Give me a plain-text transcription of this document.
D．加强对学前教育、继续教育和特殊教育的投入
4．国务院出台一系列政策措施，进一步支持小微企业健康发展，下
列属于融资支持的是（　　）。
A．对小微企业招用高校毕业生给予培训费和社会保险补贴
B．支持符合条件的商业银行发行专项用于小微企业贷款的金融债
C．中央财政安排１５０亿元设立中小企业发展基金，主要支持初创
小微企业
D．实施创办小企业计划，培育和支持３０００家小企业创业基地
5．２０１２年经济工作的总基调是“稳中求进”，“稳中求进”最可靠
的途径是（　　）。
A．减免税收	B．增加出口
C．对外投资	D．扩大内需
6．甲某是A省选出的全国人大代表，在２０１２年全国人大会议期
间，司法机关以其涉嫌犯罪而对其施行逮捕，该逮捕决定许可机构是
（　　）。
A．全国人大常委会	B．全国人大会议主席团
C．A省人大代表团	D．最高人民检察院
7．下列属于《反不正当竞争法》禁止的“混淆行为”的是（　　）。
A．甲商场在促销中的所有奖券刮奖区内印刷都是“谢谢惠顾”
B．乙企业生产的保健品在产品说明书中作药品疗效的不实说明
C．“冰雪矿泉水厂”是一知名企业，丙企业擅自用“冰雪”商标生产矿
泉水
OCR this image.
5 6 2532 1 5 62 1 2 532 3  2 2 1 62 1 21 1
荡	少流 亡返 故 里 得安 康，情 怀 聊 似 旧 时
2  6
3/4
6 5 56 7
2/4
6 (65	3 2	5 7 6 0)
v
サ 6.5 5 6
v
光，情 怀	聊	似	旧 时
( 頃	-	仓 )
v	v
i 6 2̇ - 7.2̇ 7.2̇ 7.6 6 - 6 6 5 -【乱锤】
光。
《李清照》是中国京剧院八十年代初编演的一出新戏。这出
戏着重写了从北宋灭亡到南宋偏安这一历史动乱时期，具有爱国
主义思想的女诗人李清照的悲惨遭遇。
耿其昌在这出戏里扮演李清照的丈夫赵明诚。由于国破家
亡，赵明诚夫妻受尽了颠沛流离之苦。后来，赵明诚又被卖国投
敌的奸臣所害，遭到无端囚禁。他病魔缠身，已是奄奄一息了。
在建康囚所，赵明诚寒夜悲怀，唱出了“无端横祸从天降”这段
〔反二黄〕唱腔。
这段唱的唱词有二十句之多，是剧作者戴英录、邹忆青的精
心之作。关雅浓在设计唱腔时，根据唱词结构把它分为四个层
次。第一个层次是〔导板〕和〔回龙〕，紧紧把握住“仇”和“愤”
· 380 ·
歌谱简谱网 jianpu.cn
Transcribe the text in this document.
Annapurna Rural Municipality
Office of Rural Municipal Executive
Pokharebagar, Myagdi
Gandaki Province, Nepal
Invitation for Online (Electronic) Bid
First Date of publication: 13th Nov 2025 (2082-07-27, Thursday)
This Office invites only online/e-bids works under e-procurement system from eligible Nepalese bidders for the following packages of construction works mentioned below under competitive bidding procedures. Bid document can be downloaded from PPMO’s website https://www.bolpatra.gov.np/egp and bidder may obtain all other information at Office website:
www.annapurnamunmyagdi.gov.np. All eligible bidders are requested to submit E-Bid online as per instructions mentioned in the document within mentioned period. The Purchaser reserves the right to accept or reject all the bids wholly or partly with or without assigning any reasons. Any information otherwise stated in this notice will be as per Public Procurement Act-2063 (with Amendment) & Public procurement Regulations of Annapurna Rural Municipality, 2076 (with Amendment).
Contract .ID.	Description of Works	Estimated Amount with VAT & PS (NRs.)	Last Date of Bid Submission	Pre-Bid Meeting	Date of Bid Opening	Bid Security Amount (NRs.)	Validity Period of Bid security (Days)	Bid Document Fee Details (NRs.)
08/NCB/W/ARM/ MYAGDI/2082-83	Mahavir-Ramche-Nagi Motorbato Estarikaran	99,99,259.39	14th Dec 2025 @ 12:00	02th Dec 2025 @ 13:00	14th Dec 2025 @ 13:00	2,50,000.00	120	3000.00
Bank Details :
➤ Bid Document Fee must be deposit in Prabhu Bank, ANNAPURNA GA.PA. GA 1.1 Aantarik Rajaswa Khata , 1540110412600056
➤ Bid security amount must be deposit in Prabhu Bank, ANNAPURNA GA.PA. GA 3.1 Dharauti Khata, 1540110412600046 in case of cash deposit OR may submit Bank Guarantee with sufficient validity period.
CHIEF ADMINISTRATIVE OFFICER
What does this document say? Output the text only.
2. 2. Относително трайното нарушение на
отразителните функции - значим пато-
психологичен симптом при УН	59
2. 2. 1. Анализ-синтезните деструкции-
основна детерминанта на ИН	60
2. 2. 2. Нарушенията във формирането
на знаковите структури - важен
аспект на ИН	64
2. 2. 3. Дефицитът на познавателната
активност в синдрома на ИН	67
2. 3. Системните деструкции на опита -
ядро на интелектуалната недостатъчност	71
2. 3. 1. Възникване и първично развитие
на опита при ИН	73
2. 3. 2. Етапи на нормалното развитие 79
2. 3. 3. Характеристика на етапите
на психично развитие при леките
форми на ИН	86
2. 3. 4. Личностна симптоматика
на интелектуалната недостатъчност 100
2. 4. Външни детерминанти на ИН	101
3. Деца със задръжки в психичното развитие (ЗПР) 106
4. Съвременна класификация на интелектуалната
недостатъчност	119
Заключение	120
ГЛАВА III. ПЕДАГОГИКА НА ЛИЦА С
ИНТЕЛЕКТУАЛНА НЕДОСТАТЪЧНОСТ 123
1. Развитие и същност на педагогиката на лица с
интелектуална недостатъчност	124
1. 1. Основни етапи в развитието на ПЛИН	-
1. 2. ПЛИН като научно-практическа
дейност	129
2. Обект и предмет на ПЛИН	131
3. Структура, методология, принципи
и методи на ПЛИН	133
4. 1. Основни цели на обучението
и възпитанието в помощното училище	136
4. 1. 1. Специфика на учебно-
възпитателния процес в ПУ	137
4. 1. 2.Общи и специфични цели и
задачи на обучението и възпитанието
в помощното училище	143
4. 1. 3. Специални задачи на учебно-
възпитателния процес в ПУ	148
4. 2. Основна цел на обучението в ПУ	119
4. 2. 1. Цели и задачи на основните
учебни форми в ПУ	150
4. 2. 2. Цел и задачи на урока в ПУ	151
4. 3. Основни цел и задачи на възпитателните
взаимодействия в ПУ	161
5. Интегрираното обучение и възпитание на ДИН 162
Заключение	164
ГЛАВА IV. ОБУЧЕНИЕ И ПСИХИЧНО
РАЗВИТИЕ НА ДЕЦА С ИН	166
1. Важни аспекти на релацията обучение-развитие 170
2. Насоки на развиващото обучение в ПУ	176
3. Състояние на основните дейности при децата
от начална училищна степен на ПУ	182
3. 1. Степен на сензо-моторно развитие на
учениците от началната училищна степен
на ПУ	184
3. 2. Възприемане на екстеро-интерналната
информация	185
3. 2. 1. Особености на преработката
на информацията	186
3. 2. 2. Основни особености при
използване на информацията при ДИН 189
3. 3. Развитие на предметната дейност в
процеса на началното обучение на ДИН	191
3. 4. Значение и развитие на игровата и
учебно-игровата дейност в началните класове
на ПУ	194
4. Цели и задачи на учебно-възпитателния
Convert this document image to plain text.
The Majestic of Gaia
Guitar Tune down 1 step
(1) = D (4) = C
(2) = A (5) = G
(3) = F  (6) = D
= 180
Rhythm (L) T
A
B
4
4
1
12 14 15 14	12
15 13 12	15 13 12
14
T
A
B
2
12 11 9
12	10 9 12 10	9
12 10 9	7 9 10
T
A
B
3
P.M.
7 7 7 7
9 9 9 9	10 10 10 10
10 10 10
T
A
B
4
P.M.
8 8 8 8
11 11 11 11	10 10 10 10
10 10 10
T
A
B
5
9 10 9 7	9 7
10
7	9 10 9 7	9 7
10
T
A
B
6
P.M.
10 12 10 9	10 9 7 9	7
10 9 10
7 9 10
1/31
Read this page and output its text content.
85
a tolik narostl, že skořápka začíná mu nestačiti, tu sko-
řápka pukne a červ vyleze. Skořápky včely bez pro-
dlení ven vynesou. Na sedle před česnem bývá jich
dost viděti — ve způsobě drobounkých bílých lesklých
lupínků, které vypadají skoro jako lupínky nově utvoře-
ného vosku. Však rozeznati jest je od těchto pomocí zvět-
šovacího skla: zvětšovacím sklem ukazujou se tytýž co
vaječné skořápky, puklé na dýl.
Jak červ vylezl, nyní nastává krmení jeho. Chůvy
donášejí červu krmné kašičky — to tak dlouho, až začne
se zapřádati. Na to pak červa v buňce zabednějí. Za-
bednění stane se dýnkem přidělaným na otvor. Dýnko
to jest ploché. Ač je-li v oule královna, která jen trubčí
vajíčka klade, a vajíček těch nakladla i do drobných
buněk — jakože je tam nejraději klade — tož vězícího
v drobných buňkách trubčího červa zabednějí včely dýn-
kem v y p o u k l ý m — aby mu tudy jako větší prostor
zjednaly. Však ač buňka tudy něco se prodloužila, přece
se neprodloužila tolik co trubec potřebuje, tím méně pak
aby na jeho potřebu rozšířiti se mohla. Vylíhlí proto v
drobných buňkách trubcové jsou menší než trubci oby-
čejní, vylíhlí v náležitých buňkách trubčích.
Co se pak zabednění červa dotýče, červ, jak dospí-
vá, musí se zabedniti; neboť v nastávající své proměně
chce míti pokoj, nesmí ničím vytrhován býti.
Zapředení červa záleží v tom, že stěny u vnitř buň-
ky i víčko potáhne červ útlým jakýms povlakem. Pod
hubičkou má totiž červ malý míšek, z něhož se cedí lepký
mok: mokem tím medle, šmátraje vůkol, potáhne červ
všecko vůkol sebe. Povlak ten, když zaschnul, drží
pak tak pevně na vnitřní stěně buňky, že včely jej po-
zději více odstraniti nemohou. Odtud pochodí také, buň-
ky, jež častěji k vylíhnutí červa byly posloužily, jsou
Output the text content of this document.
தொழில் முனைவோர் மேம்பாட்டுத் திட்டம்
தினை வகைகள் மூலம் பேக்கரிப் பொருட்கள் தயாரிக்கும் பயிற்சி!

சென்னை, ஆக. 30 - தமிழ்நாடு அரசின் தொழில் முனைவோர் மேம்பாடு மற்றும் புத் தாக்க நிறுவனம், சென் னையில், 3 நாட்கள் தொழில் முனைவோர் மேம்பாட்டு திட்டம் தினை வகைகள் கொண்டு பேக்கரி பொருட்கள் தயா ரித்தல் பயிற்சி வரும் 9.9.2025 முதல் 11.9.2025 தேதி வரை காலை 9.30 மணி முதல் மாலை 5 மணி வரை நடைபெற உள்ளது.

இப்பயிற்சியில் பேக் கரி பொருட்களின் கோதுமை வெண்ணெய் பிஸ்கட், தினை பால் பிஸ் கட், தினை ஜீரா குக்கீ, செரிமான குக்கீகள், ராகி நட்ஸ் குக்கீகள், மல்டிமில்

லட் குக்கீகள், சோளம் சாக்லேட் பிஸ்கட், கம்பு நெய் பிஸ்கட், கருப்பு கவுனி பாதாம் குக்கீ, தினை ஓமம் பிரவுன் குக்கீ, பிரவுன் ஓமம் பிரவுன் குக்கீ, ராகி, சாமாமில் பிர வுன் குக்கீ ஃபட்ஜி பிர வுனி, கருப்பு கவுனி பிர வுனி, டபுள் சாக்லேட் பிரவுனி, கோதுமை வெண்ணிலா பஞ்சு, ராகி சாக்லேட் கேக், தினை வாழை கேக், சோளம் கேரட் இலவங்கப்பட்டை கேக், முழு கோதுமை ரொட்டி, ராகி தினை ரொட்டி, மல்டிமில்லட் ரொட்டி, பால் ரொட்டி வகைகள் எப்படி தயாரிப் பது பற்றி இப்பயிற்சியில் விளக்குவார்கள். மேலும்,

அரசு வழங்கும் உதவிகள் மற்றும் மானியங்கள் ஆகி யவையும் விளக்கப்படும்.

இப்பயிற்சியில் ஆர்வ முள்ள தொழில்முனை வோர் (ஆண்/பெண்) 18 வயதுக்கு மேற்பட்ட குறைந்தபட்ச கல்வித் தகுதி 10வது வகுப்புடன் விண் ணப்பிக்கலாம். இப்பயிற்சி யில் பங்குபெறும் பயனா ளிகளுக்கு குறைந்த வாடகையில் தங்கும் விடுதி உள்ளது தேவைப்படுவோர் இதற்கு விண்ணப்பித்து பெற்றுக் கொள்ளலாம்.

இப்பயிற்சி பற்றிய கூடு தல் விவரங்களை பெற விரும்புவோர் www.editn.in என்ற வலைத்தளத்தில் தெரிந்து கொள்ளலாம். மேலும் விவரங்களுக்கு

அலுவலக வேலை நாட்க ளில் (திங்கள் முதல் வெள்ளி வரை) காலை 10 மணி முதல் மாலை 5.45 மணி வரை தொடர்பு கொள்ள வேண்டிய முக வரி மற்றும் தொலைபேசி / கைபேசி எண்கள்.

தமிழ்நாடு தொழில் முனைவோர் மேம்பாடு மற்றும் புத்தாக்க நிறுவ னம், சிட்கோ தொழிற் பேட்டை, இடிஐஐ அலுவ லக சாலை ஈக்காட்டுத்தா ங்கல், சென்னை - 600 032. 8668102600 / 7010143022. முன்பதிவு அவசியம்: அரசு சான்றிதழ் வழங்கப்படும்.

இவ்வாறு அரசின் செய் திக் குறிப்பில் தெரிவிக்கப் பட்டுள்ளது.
──────
Locate the line that contains "Output the text content of this document.". Repeat it and every line after it, up to and including the final line, exactly.

Output the text content of this document.
தொழில் முனைவோர் மேம்பாட்டுத் திட்டம்
தினை வகைகள் மூலம் பேக்கரிப் பொருட்கள் தயாரிக்கும் பயிற்சி!

சென்னை, ஆக. 30 - தமிழ்நாடு அரசின் தொழில் முனைவோர் மேம்பாடு மற்றும் புத் தாக்க நிறுவனம், சென் னையில், 3 நாட்கள் தொழில் முனைவோர் மேம்பாட்டு திட்டம் தினை வகைகள் கொண்டு பேக்கரி பொருட்கள் தயா ரித்தல் பயிற்சி வரும் 9.9.2025 முதல் 11.9.2025 தேதி வரை காலை 9.30 மணி முதல் மாலை 5 மணி வரை நடைபெற உள்ளது.

இப்பயிற்சியில் பேக் கரி பொருட்களின் கோதுமை வெண்ணெய் பிஸ்கட், தினை பால் பிஸ் கட், தினை ஜீரா குக்கீ, செரிமான குக்கீகள், ராகி நட்ஸ் குக்கீகள், மல்டிமில்

லட் குக்கீகள், சோளம் சாக்லேட் பிஸ்கட், கம்பு நெய் பிஸ்கட், கருப்பு கவுனி பாதாம் குக்கீ, தினை ஓமம் பிரவுன் குக்கீ, பிரவுன் ஓமம் பிரவுன் குக்கீ, ராகி, சாமாமில் பிர வுன் குக்கீ ஃபட்ஜி பிர வுனி, கருப்பு கவுனி பிர வுனி, டபுள் சாக்லேட் பிரவுனி, கோதுமை வெண்ணிலா பஞ்சு, ராகி சாக்லேட் கேக், தினை வாழை கேக், சோளம் கேரட் இலவங்கப்பட்டை கேக், முழு கோதுமை ரொட்டி, ராகி தினை ரொட்டி, மல்டிமில்லட் ரொட்டி, பால் ரொட்டி வகைகள் எப்படி தயாரிப் பது பற்றி இப்பயிற்சியில் விளக்குவார்கள். மேலும்,

அரசு வழங்கும் உதவிகள் மற்றும் மானியங்கள் ஆகி யவையும் விளக்கப்படும்.

இப்பயிற்சியில் ஆர்வ முள்ள தொழில்முனை வோர் (ஆண்/பெண்) 18 வயதுக்கு மேற்பட்ட குறைந்தபட்ச கல்வித் தகுதி 10வது வகுப்புடன் விண் ணப்பிக்கலாம். இப்பயிற்சி யில் பங்குபெறும் பயனா ளிகளுக்கு குறைந்த வாடகையில் தங்கும் விடுதி உள்ளது தேவைப்படுவோர் இதற்கு விண்ணப்பித்து பெற்றுக் கொள்ளலாம்.

இப்பயிற்சி பற்றிய கூடு தல் விவரங்களை பெற விரும்புவோர் www.editn.in என்ற வலைத்தளத்தில் தெரிந்து கொள்ளலாம். மேலும் விவரங்களுக்கு

அலுவலக வேலை நாட்க ளில் (திங்கள் முதல் வெள்ளி வரை) காலை 10 மணி முதல் மாலை 5.45 மணி வரை தொடர்பு கொள்ள வேண்டிய முக வரி மற்றும் தொலைபேசி / கைபேசி எண்கள்.

தமிழ்நாடு தொழில் முனைவோர் மேம்பாடு மற்றும் புத்தாக்க நிறுவ னம், சிட்கோ தொழிற் பேட்டை, இடிஐஐ அலுவ லக சாலை ஈக்காட்டுத்தா ங்கல், சென்னை - 600 032. 8668102600 / 7010143022. முன்பதிவு அவசியம்: அரசு சான்றிதழ் வழங்கப்படும்.

இவ்வாறு அரசின் செய் திக் குறிப்பில் தெரிவிக்கப் பட்டுள்ளது.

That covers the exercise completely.